Scan the data. Collect each line that contains the word "What".

───── RECORDED INFORMATION ─────

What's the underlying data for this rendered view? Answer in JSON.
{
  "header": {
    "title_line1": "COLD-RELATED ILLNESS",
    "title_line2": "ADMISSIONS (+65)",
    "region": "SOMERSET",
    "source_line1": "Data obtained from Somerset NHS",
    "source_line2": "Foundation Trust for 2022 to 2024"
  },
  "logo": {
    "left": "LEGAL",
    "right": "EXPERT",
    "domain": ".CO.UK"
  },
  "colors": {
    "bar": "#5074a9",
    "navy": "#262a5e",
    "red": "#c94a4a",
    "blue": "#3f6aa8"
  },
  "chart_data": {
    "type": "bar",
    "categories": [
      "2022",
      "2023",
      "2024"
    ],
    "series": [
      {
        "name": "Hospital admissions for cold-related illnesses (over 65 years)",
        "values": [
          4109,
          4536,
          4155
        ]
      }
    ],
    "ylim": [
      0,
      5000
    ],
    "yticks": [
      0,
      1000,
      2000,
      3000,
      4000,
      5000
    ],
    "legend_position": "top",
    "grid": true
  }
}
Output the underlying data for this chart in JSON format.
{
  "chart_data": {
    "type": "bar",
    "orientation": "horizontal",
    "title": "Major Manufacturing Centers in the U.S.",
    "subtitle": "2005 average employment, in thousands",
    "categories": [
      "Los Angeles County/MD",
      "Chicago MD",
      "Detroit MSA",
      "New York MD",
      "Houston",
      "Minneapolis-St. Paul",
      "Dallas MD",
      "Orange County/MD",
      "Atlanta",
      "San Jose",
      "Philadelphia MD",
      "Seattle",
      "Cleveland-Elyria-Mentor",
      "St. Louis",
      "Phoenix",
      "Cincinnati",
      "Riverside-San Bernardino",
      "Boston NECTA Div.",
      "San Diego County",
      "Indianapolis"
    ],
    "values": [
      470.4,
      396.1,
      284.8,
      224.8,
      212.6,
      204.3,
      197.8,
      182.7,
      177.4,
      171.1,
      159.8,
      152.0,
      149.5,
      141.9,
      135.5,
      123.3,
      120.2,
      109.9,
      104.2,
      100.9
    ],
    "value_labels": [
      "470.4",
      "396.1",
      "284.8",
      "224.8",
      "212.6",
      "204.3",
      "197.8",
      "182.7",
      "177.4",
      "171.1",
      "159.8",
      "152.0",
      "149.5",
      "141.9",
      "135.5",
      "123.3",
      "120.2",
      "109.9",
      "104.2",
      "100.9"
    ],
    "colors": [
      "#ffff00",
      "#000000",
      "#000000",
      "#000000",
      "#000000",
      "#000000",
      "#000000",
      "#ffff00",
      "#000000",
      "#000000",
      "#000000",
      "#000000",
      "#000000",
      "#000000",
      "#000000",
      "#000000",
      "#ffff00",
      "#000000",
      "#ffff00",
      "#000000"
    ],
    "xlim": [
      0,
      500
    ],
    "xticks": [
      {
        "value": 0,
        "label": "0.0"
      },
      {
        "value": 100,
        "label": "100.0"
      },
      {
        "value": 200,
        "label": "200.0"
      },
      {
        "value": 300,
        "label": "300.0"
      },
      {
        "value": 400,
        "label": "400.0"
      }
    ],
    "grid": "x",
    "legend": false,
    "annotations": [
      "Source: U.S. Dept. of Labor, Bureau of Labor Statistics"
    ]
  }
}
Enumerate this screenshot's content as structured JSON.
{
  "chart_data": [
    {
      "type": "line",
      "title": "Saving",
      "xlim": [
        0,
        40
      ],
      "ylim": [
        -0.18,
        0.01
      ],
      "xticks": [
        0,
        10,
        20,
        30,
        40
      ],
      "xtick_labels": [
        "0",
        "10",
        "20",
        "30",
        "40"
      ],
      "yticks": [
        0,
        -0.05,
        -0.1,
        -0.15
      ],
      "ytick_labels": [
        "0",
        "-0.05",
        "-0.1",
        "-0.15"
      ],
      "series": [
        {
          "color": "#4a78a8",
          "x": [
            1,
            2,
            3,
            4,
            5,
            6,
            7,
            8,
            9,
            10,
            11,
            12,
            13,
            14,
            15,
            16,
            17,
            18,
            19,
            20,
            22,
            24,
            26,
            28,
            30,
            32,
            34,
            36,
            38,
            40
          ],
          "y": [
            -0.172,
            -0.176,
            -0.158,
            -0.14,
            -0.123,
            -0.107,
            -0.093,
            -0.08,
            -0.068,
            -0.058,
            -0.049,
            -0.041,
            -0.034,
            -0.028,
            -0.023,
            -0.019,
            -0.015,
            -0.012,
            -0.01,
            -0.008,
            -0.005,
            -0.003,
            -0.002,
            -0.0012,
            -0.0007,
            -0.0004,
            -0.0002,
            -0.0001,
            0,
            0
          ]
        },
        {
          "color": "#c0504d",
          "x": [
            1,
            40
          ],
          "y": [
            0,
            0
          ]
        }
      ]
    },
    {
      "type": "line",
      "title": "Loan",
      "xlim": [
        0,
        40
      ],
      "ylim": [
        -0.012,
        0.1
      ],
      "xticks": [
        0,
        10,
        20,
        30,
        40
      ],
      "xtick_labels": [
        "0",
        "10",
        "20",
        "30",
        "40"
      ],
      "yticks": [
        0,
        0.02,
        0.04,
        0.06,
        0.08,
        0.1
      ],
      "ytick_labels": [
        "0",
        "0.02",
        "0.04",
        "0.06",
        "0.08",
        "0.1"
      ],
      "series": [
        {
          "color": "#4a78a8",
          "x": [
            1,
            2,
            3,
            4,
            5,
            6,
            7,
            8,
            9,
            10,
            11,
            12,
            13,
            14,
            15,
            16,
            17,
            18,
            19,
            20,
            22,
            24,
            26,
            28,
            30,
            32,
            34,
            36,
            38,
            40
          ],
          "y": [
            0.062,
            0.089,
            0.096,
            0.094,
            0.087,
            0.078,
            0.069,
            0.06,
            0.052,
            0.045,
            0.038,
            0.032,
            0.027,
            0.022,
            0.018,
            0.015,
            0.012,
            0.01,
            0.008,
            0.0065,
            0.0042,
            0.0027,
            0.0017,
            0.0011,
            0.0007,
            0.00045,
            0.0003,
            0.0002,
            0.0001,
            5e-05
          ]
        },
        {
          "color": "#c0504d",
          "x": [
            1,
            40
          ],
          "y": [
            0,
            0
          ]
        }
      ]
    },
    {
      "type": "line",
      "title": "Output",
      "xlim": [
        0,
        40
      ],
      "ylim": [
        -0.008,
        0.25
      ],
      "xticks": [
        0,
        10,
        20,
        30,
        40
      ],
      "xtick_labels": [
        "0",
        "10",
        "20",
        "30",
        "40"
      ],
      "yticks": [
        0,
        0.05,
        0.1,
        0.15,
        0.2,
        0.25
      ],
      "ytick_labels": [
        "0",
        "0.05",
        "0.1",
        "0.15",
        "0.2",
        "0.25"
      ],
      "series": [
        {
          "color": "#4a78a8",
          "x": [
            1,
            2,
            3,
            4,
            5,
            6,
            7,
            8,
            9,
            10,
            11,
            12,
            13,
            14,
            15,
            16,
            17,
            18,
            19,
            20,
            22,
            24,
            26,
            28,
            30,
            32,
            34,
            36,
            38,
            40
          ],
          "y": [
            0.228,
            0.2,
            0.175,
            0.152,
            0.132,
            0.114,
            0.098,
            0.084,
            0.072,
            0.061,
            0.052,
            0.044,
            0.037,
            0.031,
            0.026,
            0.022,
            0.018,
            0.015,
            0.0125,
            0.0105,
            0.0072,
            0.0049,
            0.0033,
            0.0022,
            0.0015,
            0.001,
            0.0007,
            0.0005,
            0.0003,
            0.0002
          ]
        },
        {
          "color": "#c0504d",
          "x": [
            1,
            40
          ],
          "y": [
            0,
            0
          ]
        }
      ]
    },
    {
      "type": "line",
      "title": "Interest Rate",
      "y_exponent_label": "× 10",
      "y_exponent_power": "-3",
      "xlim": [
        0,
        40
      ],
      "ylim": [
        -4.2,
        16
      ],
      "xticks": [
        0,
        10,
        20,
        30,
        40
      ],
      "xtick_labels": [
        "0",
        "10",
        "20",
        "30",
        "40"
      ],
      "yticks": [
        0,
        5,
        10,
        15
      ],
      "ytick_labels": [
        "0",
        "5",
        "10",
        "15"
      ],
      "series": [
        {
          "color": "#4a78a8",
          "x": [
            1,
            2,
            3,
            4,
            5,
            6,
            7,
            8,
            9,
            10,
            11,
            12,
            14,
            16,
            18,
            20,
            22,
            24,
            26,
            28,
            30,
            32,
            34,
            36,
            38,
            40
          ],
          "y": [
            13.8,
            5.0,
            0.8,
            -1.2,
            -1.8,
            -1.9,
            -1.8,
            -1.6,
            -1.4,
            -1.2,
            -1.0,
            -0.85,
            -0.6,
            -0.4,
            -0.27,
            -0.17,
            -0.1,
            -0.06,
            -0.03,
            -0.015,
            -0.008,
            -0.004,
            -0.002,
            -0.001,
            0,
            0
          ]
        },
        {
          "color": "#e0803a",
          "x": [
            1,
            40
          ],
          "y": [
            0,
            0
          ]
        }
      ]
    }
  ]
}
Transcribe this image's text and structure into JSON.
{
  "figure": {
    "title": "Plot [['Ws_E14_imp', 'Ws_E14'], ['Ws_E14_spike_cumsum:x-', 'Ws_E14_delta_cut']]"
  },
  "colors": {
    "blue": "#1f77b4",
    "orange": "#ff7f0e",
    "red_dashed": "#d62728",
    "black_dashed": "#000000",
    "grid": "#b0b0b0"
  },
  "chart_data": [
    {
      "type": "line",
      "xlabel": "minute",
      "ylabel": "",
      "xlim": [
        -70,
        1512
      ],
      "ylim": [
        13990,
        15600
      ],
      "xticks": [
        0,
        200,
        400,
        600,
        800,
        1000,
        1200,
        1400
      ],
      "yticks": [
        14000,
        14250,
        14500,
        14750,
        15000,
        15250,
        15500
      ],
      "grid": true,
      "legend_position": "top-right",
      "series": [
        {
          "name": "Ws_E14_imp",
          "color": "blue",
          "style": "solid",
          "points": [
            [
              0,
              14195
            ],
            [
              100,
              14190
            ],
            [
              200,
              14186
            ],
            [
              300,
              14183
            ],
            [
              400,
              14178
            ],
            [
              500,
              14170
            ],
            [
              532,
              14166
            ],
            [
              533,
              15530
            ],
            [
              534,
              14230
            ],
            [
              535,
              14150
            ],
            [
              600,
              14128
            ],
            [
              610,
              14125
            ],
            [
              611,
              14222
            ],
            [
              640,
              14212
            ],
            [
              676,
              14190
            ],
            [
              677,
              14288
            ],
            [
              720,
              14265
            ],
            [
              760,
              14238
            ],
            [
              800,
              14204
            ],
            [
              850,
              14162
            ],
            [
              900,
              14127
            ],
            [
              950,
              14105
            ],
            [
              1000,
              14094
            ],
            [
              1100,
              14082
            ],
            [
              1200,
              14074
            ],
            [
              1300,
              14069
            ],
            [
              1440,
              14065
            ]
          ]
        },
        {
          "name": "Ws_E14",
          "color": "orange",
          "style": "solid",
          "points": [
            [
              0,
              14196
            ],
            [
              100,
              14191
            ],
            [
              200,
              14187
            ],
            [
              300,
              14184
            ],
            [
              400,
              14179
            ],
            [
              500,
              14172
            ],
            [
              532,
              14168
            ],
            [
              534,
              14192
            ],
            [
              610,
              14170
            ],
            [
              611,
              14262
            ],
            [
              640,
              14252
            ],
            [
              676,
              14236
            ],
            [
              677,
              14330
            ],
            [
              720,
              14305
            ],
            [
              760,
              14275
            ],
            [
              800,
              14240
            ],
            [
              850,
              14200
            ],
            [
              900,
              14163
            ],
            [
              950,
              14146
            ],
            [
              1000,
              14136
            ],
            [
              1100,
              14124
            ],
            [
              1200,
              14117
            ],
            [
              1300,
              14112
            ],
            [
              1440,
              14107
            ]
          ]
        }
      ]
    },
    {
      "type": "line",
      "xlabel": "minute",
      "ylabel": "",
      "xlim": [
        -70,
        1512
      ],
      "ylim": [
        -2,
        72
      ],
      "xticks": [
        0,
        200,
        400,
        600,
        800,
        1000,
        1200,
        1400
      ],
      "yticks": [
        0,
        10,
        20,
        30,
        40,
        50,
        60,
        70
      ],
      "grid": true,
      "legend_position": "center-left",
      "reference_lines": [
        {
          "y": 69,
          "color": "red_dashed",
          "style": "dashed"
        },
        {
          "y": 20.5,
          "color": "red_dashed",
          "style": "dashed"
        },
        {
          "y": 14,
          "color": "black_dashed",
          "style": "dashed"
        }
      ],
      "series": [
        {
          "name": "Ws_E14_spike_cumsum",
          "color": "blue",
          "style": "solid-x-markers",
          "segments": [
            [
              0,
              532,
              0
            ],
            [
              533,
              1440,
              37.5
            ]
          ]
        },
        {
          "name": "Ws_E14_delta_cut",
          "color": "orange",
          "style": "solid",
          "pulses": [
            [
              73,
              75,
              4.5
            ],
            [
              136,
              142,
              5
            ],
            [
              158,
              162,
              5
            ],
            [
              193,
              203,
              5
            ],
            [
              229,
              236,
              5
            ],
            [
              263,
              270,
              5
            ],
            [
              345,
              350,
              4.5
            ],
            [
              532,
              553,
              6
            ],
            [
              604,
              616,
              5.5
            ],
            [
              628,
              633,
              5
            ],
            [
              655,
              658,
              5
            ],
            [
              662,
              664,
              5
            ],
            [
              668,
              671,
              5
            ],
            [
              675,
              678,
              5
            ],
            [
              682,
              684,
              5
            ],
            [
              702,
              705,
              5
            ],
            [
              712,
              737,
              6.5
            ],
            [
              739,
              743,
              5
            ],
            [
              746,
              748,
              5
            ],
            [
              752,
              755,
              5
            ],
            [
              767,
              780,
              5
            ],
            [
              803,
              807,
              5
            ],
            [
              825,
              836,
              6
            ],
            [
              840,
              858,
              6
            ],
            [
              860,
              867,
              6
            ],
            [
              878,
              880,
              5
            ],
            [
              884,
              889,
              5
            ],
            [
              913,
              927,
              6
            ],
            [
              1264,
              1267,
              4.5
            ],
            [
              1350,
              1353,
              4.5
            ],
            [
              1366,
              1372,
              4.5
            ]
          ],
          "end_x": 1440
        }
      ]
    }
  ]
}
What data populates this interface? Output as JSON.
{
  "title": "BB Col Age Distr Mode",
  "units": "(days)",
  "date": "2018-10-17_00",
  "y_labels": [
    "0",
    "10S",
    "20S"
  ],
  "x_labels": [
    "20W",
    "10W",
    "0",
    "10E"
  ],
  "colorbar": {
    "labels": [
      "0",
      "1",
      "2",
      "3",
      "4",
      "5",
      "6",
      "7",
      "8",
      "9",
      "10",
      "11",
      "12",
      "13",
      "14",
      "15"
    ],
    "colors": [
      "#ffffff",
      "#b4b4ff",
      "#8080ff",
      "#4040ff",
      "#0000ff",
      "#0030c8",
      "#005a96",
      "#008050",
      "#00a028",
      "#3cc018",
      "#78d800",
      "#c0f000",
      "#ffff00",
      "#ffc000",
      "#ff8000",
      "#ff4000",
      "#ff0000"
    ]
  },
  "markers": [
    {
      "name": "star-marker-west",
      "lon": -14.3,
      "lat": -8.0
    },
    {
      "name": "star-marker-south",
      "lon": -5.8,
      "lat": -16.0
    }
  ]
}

─────

_EXPECTED OUTPUT_:
What's the underlying data for this rendered view? Answer in JSON.
What data populates this interface? Output as JSON.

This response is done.